§ Goal of the exercise: Reproduce every line of each listing below verbatim, omitting the pictures.

(Element and region listings)
--- begin ---
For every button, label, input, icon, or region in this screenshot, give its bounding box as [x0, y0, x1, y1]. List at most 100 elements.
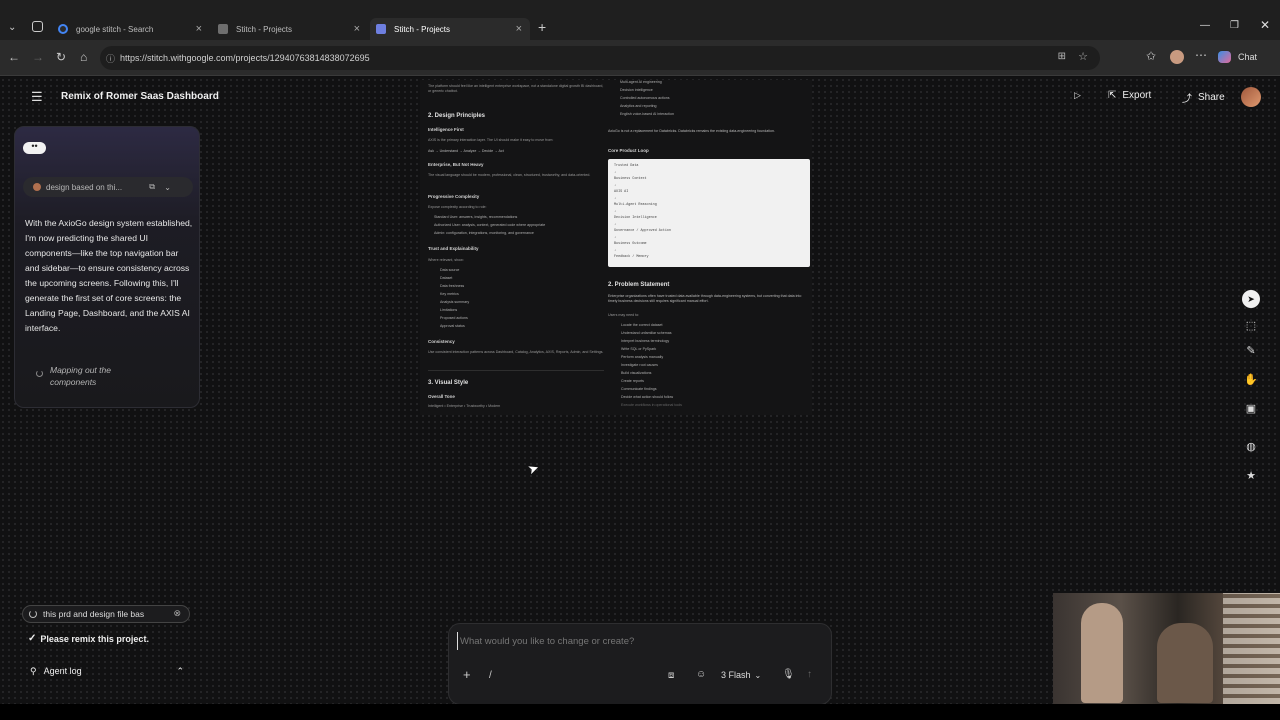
preview-play-icon[interactable]: ▷ — [1074, 90, 1081, 101]
doc-heading: 3. Visual Style — [428, 380, 469, 386]
export-icon: ⇱ — [1108, 90, 1117, 101]
user-avatar[interactable] — [1241, 87, 1261, 107]
doc-text: AxioGo is not a replacement for Databric… — [608, 129, 775, 133]
doc-list: Standard User: answers, insights, recomm… — [434, 213, 606, 237]
layout-icon[interactable]: ⧈ — [668, 670, 674, 681]
maximize-icon[interactable]: ❐ — [1230, 20, 1239, 31]
doc-subheading: Enterprise, But Not Heavy — [428, 162, 484, 167]
doc-text: Where relevant, show: — [428, 258, 464, 262]
list-item: Authorized User: analysis, context, gene… — [434, 223, 546, 227]
minimize-icon[interactable]: — — [1200, 20, 1210, 31]
add-attachment-icon[interactable]: + — [463, 667, 471, 682]
select-tool-icon[interactable]: ➤ — [1242, 290, 1260, 308]
document-canvas[interactable]: The platform should feel like an intelli… — [420, 80, 812, 415]
menu-icon[interactable]: ☰ — [31, 89, 43, 105]
list-item: Interpret business terminology — [621, 339, 670, 343]
spinner-icon — [29, 610, 37, 618]
star-icon[interactable]: ★ — [1244, 469, 1258, 483]
microphone-icon[interactable]: 🎙 — [782, 669, 795, 680]
reload-icon[interactable]: ↻ — [56, 50, 66, 64]
doc-text: Use consistent interaction patterns acro… — [428, 350, 604, 354]
os-taskbar — [0, 704, 1280, 720]
agent-log-bar[interactable]: ⚲ Agent log ⌃ — [14, 659, 200, 683]
close-icon[interactable]: × — [516, 23, 522, 35]
forward-icon[interactable]: → — [32, 50, 44, 64]
workspaces-icon[interactable] — [32, 21, 43, 32]
profile-avatar[interactable] — [1170, 50, 1184, 64]
code-block: Trusted Data ↓ Business Context ↓ AXIS A… — [608, 159, 810, 267]
hand-icon[interactable]: ✋ — [1244, 373, 1258, 387]
bookshelf — [1223, 593, 1280, 704]
agent-dots-icon: •• — [23, 142, 46, 154]
favorites-icon[interactable]: ✩ — [1146, 49, 1156, 63]
list-item: Perform analysis manually — [621, 355, 664, 359]
install-app-icon[interactable]: ⊞ — [1058, 51, 1066, 62]
close-icon[interactable]: × — [196, 23, 202, 35]
share-button[interactable]: ⤴ Share — [1182, 90, 1225, 105]
project-title[interactable]: Remix of Romer Saas Dashboard — [61, 91, 219, 102]
cancel-icon[interactable]: ⊗ — [173, 608, 181, 619]
context-chip[interactable]: design based on thi... ⧉ ⌄ — [23, 177, 193, 197]
frame-select-icon[interactable]: ⬚ — [1244, 319, 1258, 333]
list-item: Admin: configuration, integrations, moni… — [434, 231, 534, 235]
tab-list-chevron-icon[interactable]: ⌄ — [8, 22, 16, 33]
model-selector[interactable]: 3 Flash ⌄ — [721, 670, 761, 680]
doc-subheading: Overall Tone — [428, 394, 455, 399]
spinner-icon — [36, 370, 43, 377]
stitch-icon — [376, 24, 386, 34]
bookmark-star-icon[interactable]: ☆ — [1078, 50, 1088, 63]
tab-google-search[interactable]: google stitch - Search × — [52, 18, 210, 40]
doc-heading: 2. Design Principles — [428, 113, 486, 119]
person-left — [1081, 603, 1123, 703]
home-icon[interactable]: ⌂ — [80, 50, 87, 64]
context-avatar-icon — [33, 183, 41, 191]
doc-subheading: Trust and Explainability — [428, 246, 479, 251]
doc-heading: 2. Problem Statement — [608, 282, 670, 288]
tab-stitch-projects[interactable]: Stitch - Projects × — [212, 18, 368, 40]
slash-command-button[interactable]: / — [489, 670, 492, 681]
image-icon[interactable]: ▣ — [1244, 402, 1258, 416]
list-item: Investigate root causes — [621, 363, 658, 367]
back-icon[interactable]: ← — [8, 50, 20, 64]
export-label: Export — [1122, 90, 1152, 101]
agent-log-icon: ⚲ — [30, 665, 37, 676]
new-tab-icon[interactable]: + — [538, 19, 546, 35]
chevron-down-icon[interactable]: ⌄ — [164, 183, 171, 192]
list-item: Decide what action should follow — [621, 395, 674, 399]
list-item: Dataset — [440, 276, 453, 280]
chevron-up-icon[interactable]: ⌃ — [176, 666, 184, 677]
running-task-pill[interactable]: this prd and design file bas ⊗ — [22, 605, 190, 623]
close-icon[interactable]: × — [354, 23, 360, 35]
doc-subheading: Core Product Loop — [608, 148, 649, 153]
doc-text: AXIS is the primary interaction layer. T… — [428, 138, 554, 142]
share-label: Share — [1198, 92, 1225, 103]
prompt-input[interactable] — [457, 632, 817, 650]
agent-log-label: Agent log — [43, 666, 82, 676]
copy-icon[interactable]: ⧉ — [149, 182, 155, 192]
address-bar[interactable]: ⓘ https://stitch.withgoogle.com/projects… — [100, 46, 1100, 70]
more-icon[interactable]: ⋯ — [1195, 48, 1207, 62]
send-arrow-icon[interactable]: ↑ — [807, 669, 812, 680]
list-item: Data source — [440, 268, 460, 272]
list-item: Locate the correct dataset — [621, 323, 663, 327]
list-item: Decision intelligence — [620, 88, 653, 92]
list-item: Write SQL or PySpark — [621, 347, 657, 351]
palette-icon[interactable]: ◍ — [1244, 440, 1258, 454]
export-button[interactable]: ⇱ Export — [1108, 90, 1151, 101]
list-item: English voice-based AI interaction — [620, 112, 674, 116]
theme-icon[interactable]: ☺ — [696, 669, 706, 680]
close-window-icon[interactable]: ✕ — [1260, 18, 1270, 32]
doc-text: The visual language should be modern, pr… — [428, 173, 591, 177]
site-info-icon[interactable]: ⓘ — [106, 52, 115, 65]
chat-label[interactable]: Chat — [1238, 52, 1257, 62]
agent-message: With the AxioGo design system establishe… — [25, 218, 193, 333]
list-item: Standard User: answers, insights, recomm… — [434, 215, 518, 219]
completed-task-label: Please remix this project. — [40, 633, 149, 644]
code-line: Feedback / Memory — [614, 255, 649, 259]
doc-text: Users may need to: — [608, 313, 640, 317]
copilot-icon[interactable] — [1218, 51, 1231, 63]
running-task-label: this prd and design file bas — [43, 609, 145, 619]
tab-stitch-projects-active[interactable]: Stitch - Projects × — [370, 18, 530, 40]
doc-list: Locate the correct dataset Understand un… — [621, 321, 806, 409]
pencil-icon[interactable]: ✎ — [1244, 344, 1258, 358]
--- end ---
§ Solution to this task:
For every button, label, input, icon, or region in this screenshot, give its bounding box as [x0, y0, x1, y1]. List at most 100 elements.
preview-play-icon[interactable]: ▷ — [1074, 90, 1081, 101]
doc-heading: 3. Visual Style — [428, 380, 469, 386]
export-icon: ⇱ — [1108, 90, 1117, 101]
user-avatar[interactable] — [1241, 87, 1261, 107]
doc-text: AxioGo is not a replacement for Databric… — [608, 129, 775, 133]
doc-list: Standard User: answers, insights, recomm… — [434, 213, 606, 237]
layout-icon[interactable]: ⧈ — [668, 670, 674, 681]
maximize-icon[interactable]: ❐ — [1230, 20, 1239, 31]
doc-subheading: Enterprise, But Not Heavy — [428, 162, 484, 167]
doc-text: Where relevant, show: — [428, 258, 464, 262]
list-item: Authorized User: analysis, context, gene… — [434, 223, 546, 227]
minimize-icon[interactable]: — — [1200, 20, 1210, 31]
add-attachment-icon[interactable]: + — [463, 667, 471, 682]
select-tool-icon[interactable]: ➤ — [1242, 290, 1260, 308]
document-canvas[interactable]: The platform should feel like an intelli… — [420, 80, 812, 415]
menu-icon[interactable]: ☰ — [31, 89, 43, 105]
list-item: Interpret business terminology — [621, 339, 670, 343]
spinner-icon — [29, 610, 37, 618]
star-icon[interactable]: ★ — [1244, 469, 1258, 483]
microphone-icon[interactable]: 🎙 — [782, 669, 795, 680]
reload-icon[interactable]: ↻ — [56, 50, 66, 64]
doc-text: Use consistent interaction patterns acro… — [428, 350, 604, 354]
os-taskbar — [0, 704, 1280, 720]
agent-log-bar[interactable]: ⚲ Agent log ⌃ — [14, 659, 200, 683]
close-icon[interactable]: × — [516, 23, 522, 35]
forward-icon[interactable]: → — [32, 50, 44, 64]
workspaces-icon[interactable] — [32, 21, 43, 32]
profile-avatar[interactable] — [1170, 50, 1184, 64]
code-block: Trusted Data ↓ Business Context ↓ AXIS A… — [608, 159, 810, 267]
hand-icon[interactable]: ✋ — [1244, 373, 1258, 387]
bookshelf — [1223, 593, 1280, 704]
agent-dots-icon: •• — [23, 142, 46, 154]
favorites-icon[interactable]: ✩ — [1146, 49, 1156, 63]
list-item: Perform analysis manually — [621, 355, 664, 359]
install-app-icon[interactable]: ⊞ — [1058, 51, 1066, 62]
close-icon[interactable]: × — [196, 23, 202, 35]
share-button[interactable]: ⤴ Share — [1182, 90, 1225, 105]
project-title[interactable]: Remix of Romer Saas Dashboard — [61, 91, 219, 102]
cancel-icon[interactable]: ⊗ — [173, 608, 181, 619]
context-chip[interactable]: design based on thi... ⧉ ⌄ — [23, 177, 193, 197]
frame-select-icon[interactable]: ⬚ — [1244, 319, 1258, 333]
list-item: Admin: configuration, integrations, moni… — [434, 231, 534, 235]
tab-list-chevron-icon[interactable]: ⌄ — [8, 22, 16, 33]
model-selector[interactable]: 3 Flash ⌄ — [721, 670, 761, 680]
doc-subheading: Overall Tone — [428, 394, 455, 399]
spinner-icon — [36, 370, 43, 377]
stitch-icon — [376, 24, 386, 34]
bookmark-star-icon[interactable]: ☆ — [1078, 50, 1088, 63]
tab-google-search[interactable]: google stitch - Search × — [52, 18, 210, 40]
doc-heading: 2. Design Principles — [428, 113, 486, 119]
person-left — [1081, 603, 1123, 703]
home-icon[interactable]: ⌂ — [80, 50, 87, 64]
context-avatar-icon — [33, 183, 41, 191]
doc-subheading: Trust and Explainability — [428, 246, 479, 251]
doc-heading: 2. Problem Statement — [608, 282, 670, 288]
tab-stitch-projects[interactable]: Stitch - Projects × — [212, 18, 368, 40]
slash-command-button[interactable]: / — [489, 670, 492, 681]
image-icon[interactable]: ▣ — [1244, 402, 1258, 416]
list-item: Investigate root causes — [621, 363, 658, 367]
back-icon[interactable]: ← — [8, 50, 20, 64]
export-label: Export — [1122, 90, 1152, 101]
agent-log-icon: ⚲ — [30, 665, 37, 676]
new-tab-icon[interactable]: + — [538, 19, 546, 35]
chevron-down-icon[interactable]: ⌄ — [164, 183, 171, 192]
list-item: Decide what action should follow — [621, 395, 674, 399]
list-item: Dataset — [440, 276, 453, 280]
chevron-up-icon[interactable]: ⌃ — [176, 666, 184, 677]
running-task-pill[interactable]: this prd and design file bas ⊗ — [22, 605, 190, 623]
close-icon[interactable]: × — [354, 23, 360, 35]
doc-subheading: Core Product Loop — [608, 148, 649, 153]
doc-text: AXIS is the primary interaction layer. T… — [428, 138, 554, 142]
share-label: Share — [1198, 92, 1225, 103]
prompt-input[interactable] — [457, 632, 817, 650]
agent-log-label: Agent log — [43, 666, 82, 676]
copy-icon[interactable]: ⧉ — [149, 182, 155, 192]
address-bar[interactable]: ⓘ https://stitch.withgoogle.com/projects… — [100, 46, 1100, 70]
more-icon[interactable]: ⋯ — [1195, 48, 1207, 62]
send-arrow-icon[interactable]: ↑ — [807, 669, 812, 680]
list-item: Data source — [440, 268, 460, 272]
list-item: Locate the correct dataset — [621, 323, 663, 327]
list-item: Decision intelligence — [620, 88, 653, 92]
list-item: Write SQL or PySpark — [621, 347, 657, 351]
palette-icon[interactable]: ◍ — [1244, 440, 1258, 454]
export-button[interactable]: ⇱ Export — [1108, 90, 1151, 101]
list-item: English voice-based AI interaction — [620, 112, 674, 116]
theme-icon[interactable]: ☺ — [696, 669, 706, 680]
close-window-icon[interactable]: ✕ — [1260, 18, 1270, 32]
doc-text: The visual language should be modern, pr… — [428, 173, 591, 177]
site-info-icon[interactable]: ⓘ — [106, 52, 115, 65]
chat-label[interactable]: Chat — [1238, 52, 1257, 62]
agent-message: With the AxioGo design system establishe… — [25, 218, 193, 333]
list-item: Standard User: answers, insights, recomm… — [434, 215, 518, 219]
completed-task-label: Please remix this project. — [40, 633, 149, 644]
code-line: Feedback / Memory — [614, 255, 649, 259]
doc-text: Users may need to: — [608, 313, 640, 317]
copilot-icon[interactable] — [1218, 51, 1231, 63]
running-task-label: this prd and design file bas — [43, 609, 145, 619]
tab-stitch-projects-active[interactable]: Stitch - Projects × — [370, 18, 530, 40]
doc-list: Locate the correct dataset Understand un… — [621, 321, 806, 409]
pencil-icon[interactable]: ✎ — [1244, 344, 1258, 358]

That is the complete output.